Extracted records
==========
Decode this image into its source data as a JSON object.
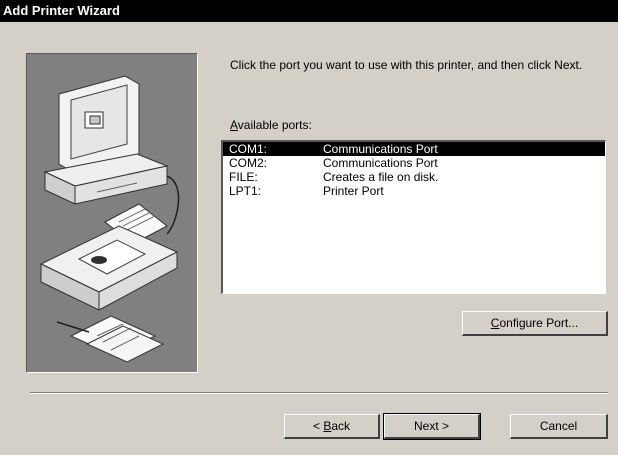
{
  "window": {
    "title": "Add Printer Wizard"
  },
  "instruction": "Click the port you want to use with this printer, and then click Next.",
  "available_ports": {
    "label_hotkey": "A",
    "label_rest": "vailable ports:",
    "items": [
      {
        "port": "COM1:",
        "description": "Communications Port",
        "selected": true
      },
      {
        "port": "COM2:",
        "description": "Communications Port",
        "selected": false
      },
      {
        "port": "FILE:",
        "description": "Creates a file on disk.",
        "selected": false
      },
      {
        "port": "LPT1:",
        "description": "Printer Port",
        "selected": false
      }
    ]
  },
  "buttons": {
    "configure_hotkey": "C",
    "configure_rest": "onfigure Port...",
    "back_prefix": "< ",
    "back_hotkey": "B",
    "back_rest": "ack",
    "next": "Next >",
    "cancel": "Cancel"
  }
}
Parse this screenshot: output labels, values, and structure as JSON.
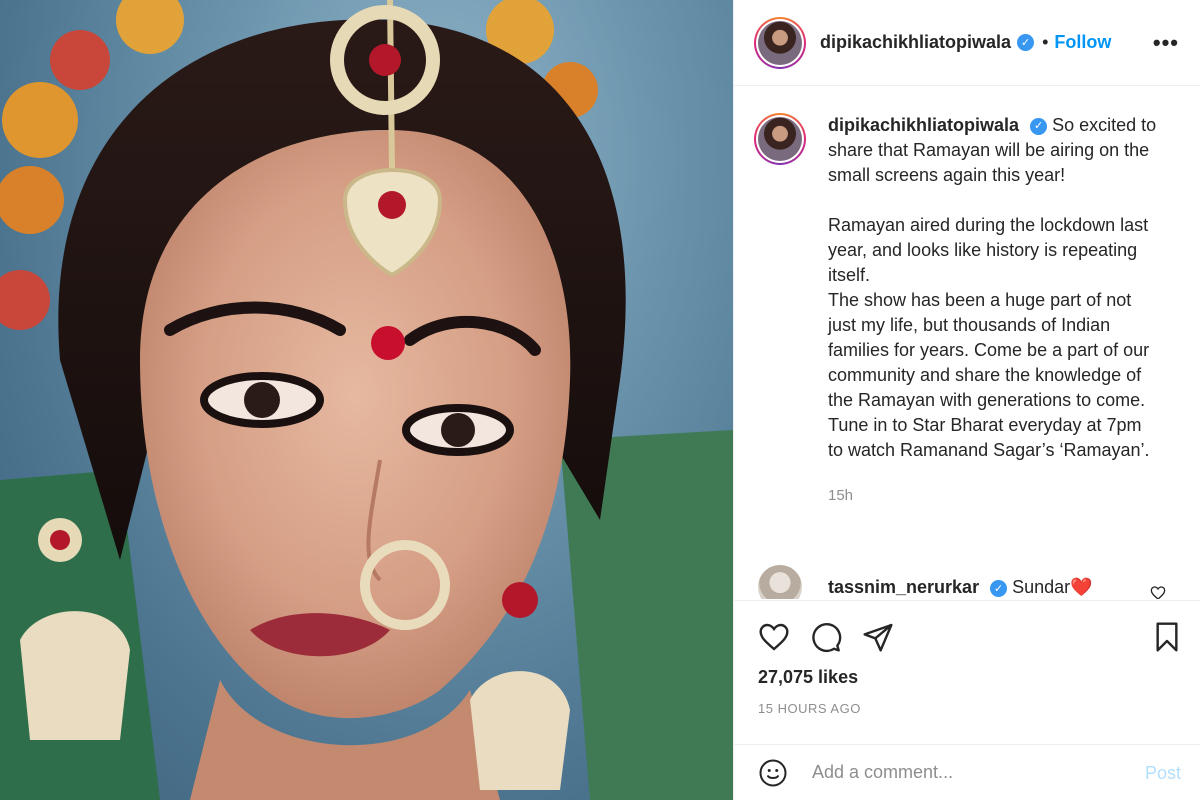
==========
INSTRUCTIONS FOR THE TASK – Reproduce all entries without any change, and omit the pictures.

RESPONSE TO THE TASK –
Decode this image into its source data as a JSON object.
{
  "window": {
    "title": "Add Printer Wizard"
  },
  "instruction": "Click the port you want to use with this printer, and then click Next.",
  "available_ports": {
    "label_hotkey": "A",
    "label_rest": "vailable ports:",
    "items": [
      {
        "port": "COM1:",
        "description": "Communications Port",
        "selected": true
      },
      {
        "port": "COM2:",
        "description": "Communications Port",
        "selected": false
      },
      {
        "port": "FILE:",
        "description": "Creates a file on disk.",
        "selected": false
      },
      {
        "port": "LPT1:",
        "description": "Printer Port",
        "selected": false
      }
    ]
  },
  "buttons": {
    "configure_hotkey": "C",
    "configure_rest": "onfigure Port...",
    "back_prefix": "< ",
    "back_hotkey": "B",
    "back_rest": "ack",
    "next": "Next >",
    "cancel": "Cancel"
  }
}
Parse this screenshot: output labels, values, and structure as JSON.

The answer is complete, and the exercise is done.